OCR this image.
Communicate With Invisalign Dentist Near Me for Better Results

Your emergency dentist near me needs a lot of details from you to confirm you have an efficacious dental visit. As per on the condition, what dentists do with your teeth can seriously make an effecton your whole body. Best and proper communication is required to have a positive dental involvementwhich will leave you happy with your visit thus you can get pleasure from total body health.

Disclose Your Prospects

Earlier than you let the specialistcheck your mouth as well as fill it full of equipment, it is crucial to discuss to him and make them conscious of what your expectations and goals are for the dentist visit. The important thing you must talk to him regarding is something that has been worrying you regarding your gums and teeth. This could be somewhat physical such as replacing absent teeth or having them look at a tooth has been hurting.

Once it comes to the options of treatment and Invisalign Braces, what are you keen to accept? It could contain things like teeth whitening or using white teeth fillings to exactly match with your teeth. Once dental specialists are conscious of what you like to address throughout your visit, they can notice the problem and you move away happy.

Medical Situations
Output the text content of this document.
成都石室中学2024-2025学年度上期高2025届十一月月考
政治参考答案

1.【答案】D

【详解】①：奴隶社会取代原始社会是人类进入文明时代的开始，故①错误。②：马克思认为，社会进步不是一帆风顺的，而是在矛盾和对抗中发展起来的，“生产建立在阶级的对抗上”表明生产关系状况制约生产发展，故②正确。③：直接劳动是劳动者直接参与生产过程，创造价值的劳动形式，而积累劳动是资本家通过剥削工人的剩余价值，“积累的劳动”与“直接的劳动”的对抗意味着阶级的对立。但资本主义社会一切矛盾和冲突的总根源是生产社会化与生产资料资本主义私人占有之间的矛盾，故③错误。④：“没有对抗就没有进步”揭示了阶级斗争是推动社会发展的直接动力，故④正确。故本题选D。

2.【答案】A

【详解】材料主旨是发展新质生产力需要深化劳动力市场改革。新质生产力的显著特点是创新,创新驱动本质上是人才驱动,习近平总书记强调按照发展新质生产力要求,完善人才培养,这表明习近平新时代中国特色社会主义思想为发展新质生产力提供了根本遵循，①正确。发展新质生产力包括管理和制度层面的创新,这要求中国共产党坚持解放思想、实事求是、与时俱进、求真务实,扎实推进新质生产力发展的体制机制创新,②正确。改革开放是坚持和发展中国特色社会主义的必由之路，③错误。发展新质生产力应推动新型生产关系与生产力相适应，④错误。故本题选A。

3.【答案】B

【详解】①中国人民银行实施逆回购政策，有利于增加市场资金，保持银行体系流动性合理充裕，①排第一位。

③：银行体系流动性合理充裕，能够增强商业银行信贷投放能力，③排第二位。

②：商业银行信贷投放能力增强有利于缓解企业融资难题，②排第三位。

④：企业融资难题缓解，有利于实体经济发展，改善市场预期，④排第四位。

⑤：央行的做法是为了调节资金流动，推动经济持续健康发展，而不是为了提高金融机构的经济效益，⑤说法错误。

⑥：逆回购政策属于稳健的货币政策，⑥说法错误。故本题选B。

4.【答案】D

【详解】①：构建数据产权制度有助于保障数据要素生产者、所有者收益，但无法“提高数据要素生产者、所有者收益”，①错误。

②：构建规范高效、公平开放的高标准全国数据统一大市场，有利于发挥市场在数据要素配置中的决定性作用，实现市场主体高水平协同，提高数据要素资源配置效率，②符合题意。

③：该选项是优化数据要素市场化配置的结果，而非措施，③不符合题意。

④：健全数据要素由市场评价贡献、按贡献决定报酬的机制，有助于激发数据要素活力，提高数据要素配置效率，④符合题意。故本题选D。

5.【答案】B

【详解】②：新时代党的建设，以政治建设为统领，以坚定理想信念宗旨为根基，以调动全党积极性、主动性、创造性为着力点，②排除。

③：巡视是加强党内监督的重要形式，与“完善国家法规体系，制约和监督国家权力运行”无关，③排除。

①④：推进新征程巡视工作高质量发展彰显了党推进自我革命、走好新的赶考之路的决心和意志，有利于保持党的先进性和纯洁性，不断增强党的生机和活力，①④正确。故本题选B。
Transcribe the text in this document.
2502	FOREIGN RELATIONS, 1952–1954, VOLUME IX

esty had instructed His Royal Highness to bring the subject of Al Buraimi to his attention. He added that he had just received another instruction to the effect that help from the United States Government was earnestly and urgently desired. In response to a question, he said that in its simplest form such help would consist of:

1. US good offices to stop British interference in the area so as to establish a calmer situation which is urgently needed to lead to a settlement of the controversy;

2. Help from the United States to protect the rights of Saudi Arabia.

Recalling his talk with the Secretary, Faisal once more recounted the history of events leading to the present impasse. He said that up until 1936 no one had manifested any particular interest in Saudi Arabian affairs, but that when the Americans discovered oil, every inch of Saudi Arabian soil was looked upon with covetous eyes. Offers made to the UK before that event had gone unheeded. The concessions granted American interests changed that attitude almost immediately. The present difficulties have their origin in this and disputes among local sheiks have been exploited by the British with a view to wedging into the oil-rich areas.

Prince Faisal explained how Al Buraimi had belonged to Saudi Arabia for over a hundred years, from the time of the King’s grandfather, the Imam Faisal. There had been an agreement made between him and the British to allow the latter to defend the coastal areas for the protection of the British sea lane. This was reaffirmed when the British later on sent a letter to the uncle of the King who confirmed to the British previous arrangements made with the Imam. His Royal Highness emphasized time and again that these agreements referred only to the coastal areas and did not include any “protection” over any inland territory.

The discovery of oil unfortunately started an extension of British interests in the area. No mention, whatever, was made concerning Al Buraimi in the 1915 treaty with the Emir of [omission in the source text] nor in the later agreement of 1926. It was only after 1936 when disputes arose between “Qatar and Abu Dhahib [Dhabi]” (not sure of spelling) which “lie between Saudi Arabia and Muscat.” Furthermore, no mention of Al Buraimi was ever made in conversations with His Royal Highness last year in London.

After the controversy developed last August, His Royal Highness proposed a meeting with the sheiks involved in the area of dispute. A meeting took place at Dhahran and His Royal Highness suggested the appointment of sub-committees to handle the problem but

§ WORK TO BE COMPLETED
Without changing a word, restate the whole listing.

§ CORRECT OUTPUT
OCR this image.
Communicate With Invisalign Dentist Near Me for Better Results

Your emergency dentist near me needs a lot of details from you to confirm you have an efficacious dental visit. As per on the condition, what dentists do with your teeth can seriously make an effecton your whole body. Best and proper communication is required to have a positive dental involvementwhich will leave you happy with your visit thus you can get pleasure from total body health.

Disclose Your Prospects

Earlier than you let the specialistcheck your mouth as well as fill it full of equipment, it is crucial to discuss to him and make them conscious of what your expectations and goals are for the dentist visit. The important thing you must talk to him regarding is something that has been worrying you regarding your gums and teeth. This could be somewhat physical such as replacing absent teeth or having them look at a tooth has been hurting.

Once it comes to the options of treatment and Invisalign Braces, what are you keen to accept? It could contain things like teeth whitening or using white teeth fillings to exactly match with your teeth. Once dental specialists are conscious of what you like to address throughout your visit, they can notice the problem and you move away happy.

Medical Situations
Output the text content of this document.
成都石室中学2024-2025学年度上期高2025届十一月月考
政治参考答案

1.【答案】D

【详解】①：奴隶社会取代原始社会是人类进入文明时代的开始，故①错误。②：马克思认为，社会进步不是一帆风顺的，而是在矛盾和对抗中发展起来的，“生产建立在阶级的对抗上”表明生产关系状况制约生产发展，故②正确。③：直接劳动是劳动者直接参与生产过程，创造价值的劳动形式，而积累劳动是资本家通过剥削工人的剩余价值，“积累的劳动”与“直接的劳动”的对抗意味着阶级的对立。但资本主义社会一切矛盾和冲突的总根源是生产社会化与生产资料资本主义私人占有之间的矛盾，故③错误。④：“没有对抗就没有进步”揭示了阶级斗争是推动社会发展的直接动力，故④正确。故本题选D。

2.【答案】A

【详解】材料主旨是发展新质生产力需要深化劳动力市场改革。新质生产力的显著特点是创新,创新驱动本质上是人才驱动,习近平总书记强调按照发展新质生产力要求,完善人才培养,这表明习近平新时代中国特色社会主义思想为发展新质生产力提供了根本遵循，①正确。发展新质生产力包括管理和制度层面的创新,这要求中国共产党坚持解放思想、实事求是、与时俱进、求真务实,扎实推进新质生产力发展的体制机制创新,②正确。改革开放是坚持和发展中国特色社会主义的必由之路，③错误。发展新质生产力应推动新型生产关系与生产力相适应，④错误。故本题选A。

3.【答案】B

【详解】①中国人民银行实施逆回购政策，有利于增加市场资金，保持银行体系流动性合理充裕，①排第一位。

③：银行体系流动性合理充裕，能够增强商业银行信贷投放能力，③排第二位。

②：商业银行信贷投放能力增强有利于缓解企业融资难题，②排第三位。

④：企业融资难题缓解，有利于实体经济发展，改善市场预期，④排第四位。

⑤：央行的做法是为了调节资金流动，推动经济持续健康发展，而不是为了提高金融机构的经济效益，⑤说法错误。

⑥：逆回购政策属于稳健的货币政策，⑥说法错误。故本题选B。

4.【答案】D

【详解】①：构建数据产权制度有助于保障数据要素生产者、所有者收益，但无法“提高数据要素生产者、所有者收益”，①错误。

②：构建规范高效、公平开放的高标准全国数据统一大市场，有利于发挥市场在数据要素配置中的决定性作用，实现市场主体高水平协同，提高数据要素资源配置效率，②符合题意。

③：该选项是优化数据要素市场化配置的结果，而非措施，③不符合题意。

④：健全数据要素由市场评价贡献、按贡献决定报酬的机制，有助于激发数据要素活力，提高数据要素配置效率，④符合题意。故本题选D。

5.【答案】B

【详解】②：新时代党的建设，以政治建设为统领，以坚定理想信念宗旨为根基，以调动全党积极性、主动性、创造性为着力点，②排除。

③：巡视是加强党内监督的重要形式，与“完善国家法规体系，制约和监督国家权力运行”无关，③排除。

①④：推进新征程巡视工作高质量发展彰显了党推进自我革命、走好新的赶考之路的决心和意志，有利于保持党的先进性和纯洁性，不断增强党的生机和活力，①④正确。故本题选B。
Transcribe the text in this document.
2502	FOREIGN RELATIONS, 1952–1954, VOLUME IX

esty had instructed His Royal Highness to bring the subject of Al Buraimi to his attention. He added that he had just received another instruction to the effect that help from the United States Government was earnestly and urgently desired. In response to a question, he said that in its simplest form such help would consist of:

1. US good offices to stop British interference in the area so as to establish a calmer situation which is urgently needed to lead to a settlement of the controversy;

2. Help from the United States to protect the rights of Saudi Arabia.

Recalling his talk with the Secretary, Faisal once more recounted the history of events leading to the present impasse. He said that up until 1936 no one had manifested any particular interest in Saudi Arabian affairs, but that when the Americans discovered oil, every inch of Saudi Arabian soil was looked upon with covetous eyes. Offers made to the UK before that event had gone unheeded. The concessions granted American interests changed that attitude almost immediately. The present difficulties have their origin in this and disputes among local sheiks have been exploited by the British with a view to wedging into the oil-rich areas.

Prince Faisal explained how Al Buraimi had belonged to Saudi Arabia for over a hundred years, from the time of the King’s grandfather, the Imam Faisal. There had been an agreement made between him and the British to allow the latter to defend the coastal areas for the protection of the British sea lane. This was reaffirmed when the British later on sent a letter to the uncle of the King who confirmed to the British previous arrangements made with the Imam. His Royal Highness emphasized time and again that these agreements referred only to the coastal areas and did not include any “protection” over any inland territory.

The discovery of oil unfortunately started an extension of British interests in the area. No mention, whatever, was made concerning Al Buraimi in the 1915 treaty with the Emir of [omission in the source text] nor in the later agreement of 1926. It was only after 1936 when disputes arose between “Qatar and Abu Dhahib [Dhabi]” (not sure of spelling) which “lie between Saudi Arabia and Muscat.” Furthermore, no mention of Al Buraimi was ever made in conversations with His Royal Highness last year in London.

After the controversy developed last August, His Royal Highness proposed a meeting with the sheiks involved in the area of dispute. A meeting took place at Dhahran and His Royal Highness suggested the appointment of sub-committees to handle the problem but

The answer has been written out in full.